▸ Source data
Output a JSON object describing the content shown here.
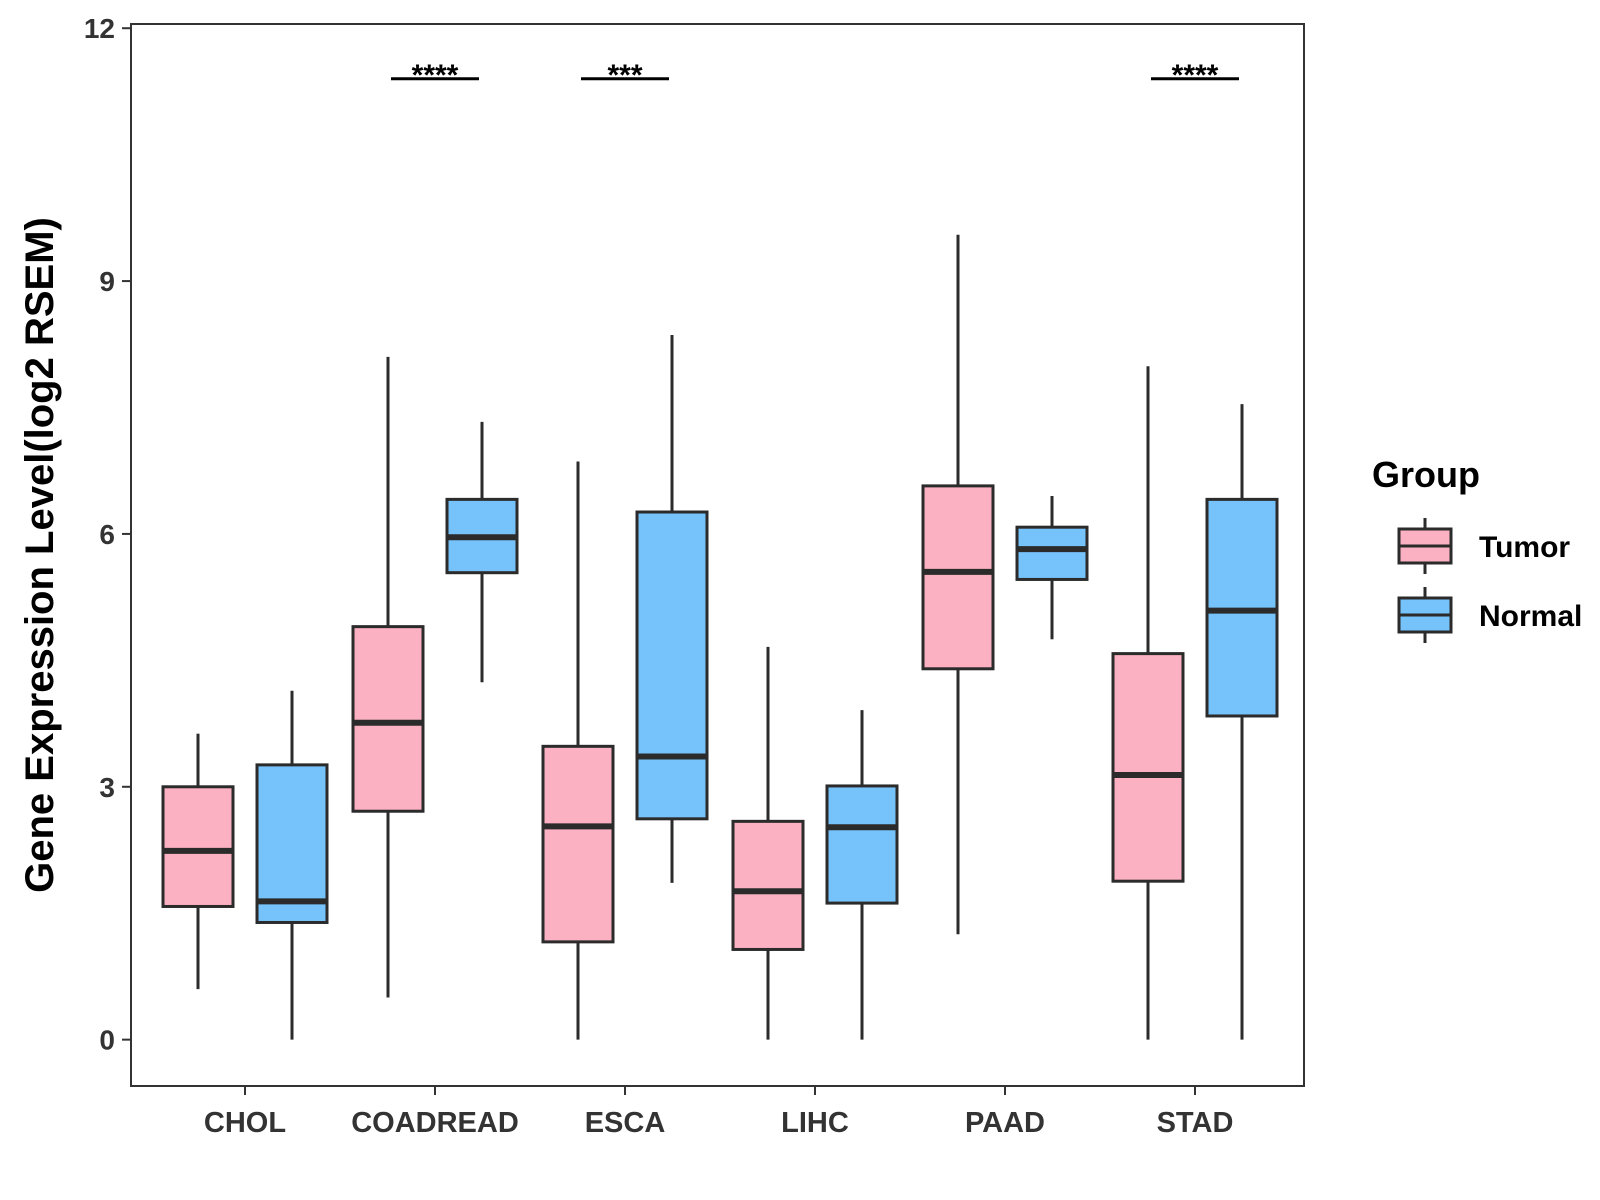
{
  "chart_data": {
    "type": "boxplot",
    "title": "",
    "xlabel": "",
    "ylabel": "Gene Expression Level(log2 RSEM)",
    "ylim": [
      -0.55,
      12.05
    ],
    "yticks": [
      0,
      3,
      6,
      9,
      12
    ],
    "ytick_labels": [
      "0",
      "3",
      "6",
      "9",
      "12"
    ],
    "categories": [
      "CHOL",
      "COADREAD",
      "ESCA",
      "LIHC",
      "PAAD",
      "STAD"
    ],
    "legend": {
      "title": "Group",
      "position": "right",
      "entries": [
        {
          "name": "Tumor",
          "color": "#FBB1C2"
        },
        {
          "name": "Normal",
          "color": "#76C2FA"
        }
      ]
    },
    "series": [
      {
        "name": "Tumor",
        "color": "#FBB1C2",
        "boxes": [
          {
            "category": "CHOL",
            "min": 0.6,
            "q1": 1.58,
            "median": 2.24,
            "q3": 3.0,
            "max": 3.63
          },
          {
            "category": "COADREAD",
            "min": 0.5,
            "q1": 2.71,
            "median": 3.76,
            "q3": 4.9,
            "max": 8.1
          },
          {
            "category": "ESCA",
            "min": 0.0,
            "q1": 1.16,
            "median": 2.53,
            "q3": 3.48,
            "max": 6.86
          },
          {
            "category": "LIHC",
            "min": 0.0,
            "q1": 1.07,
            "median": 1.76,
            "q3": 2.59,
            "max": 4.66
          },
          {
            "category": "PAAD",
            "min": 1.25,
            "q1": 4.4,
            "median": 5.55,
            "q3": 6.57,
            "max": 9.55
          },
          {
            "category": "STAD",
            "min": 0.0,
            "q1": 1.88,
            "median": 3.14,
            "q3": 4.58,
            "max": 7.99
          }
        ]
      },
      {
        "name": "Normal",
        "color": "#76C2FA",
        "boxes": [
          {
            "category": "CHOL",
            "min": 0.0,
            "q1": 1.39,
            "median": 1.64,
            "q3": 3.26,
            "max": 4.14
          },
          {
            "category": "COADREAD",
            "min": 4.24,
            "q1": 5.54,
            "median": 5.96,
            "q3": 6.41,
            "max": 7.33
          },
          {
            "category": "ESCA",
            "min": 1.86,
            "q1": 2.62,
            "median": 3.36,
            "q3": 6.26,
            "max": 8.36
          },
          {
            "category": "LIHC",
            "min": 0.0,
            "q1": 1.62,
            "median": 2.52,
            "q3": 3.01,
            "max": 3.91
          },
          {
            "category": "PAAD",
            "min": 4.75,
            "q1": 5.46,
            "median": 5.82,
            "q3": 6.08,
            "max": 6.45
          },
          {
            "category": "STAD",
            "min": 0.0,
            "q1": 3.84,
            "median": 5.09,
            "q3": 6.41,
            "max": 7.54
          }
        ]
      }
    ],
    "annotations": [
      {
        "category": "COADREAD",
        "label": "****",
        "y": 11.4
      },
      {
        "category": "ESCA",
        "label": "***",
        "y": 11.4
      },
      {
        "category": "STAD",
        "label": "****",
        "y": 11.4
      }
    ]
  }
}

...

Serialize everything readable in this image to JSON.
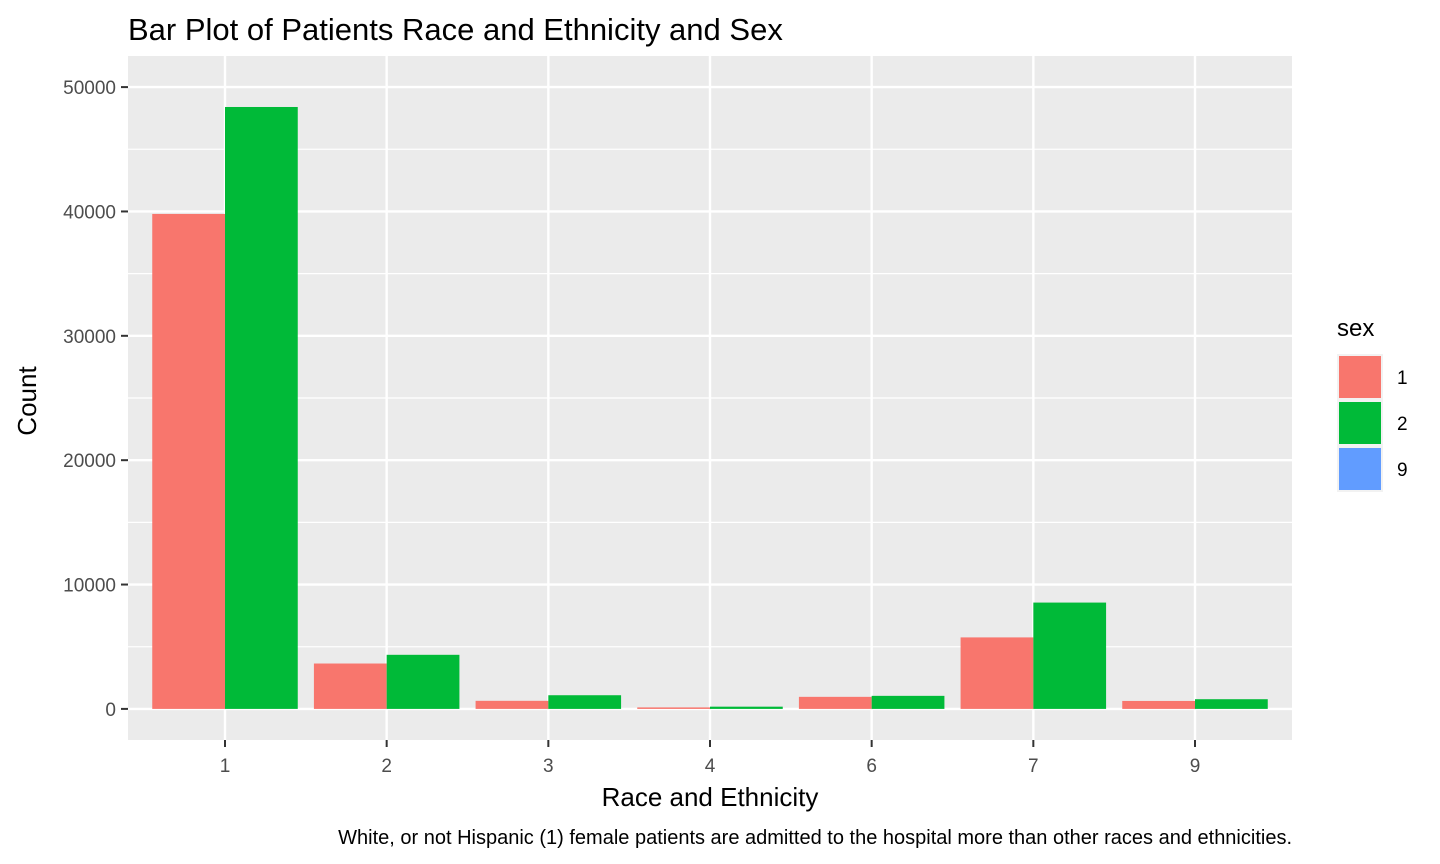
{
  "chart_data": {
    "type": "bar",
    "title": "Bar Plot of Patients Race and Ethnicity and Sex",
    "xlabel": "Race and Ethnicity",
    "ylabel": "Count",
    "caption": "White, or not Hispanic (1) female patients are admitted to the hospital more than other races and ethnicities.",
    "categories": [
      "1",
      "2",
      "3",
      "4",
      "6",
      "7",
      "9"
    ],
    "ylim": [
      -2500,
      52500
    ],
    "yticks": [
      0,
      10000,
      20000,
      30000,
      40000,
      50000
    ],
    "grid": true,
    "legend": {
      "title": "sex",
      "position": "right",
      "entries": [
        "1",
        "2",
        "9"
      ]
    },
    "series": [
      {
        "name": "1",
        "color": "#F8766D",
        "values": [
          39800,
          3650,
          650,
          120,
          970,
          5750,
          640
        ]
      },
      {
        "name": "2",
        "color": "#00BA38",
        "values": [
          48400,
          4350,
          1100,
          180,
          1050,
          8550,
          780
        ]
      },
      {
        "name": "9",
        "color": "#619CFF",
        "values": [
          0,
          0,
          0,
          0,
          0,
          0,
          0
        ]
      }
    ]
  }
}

▸ Exercise objective
Copy task for the entries above: every line with the string "Ethnicity".

▸ Answer to this task
    "title": "Bar Plot of Patients Race and Ethnicity and Sex",
    "xlabel": "Race and Ethnicity",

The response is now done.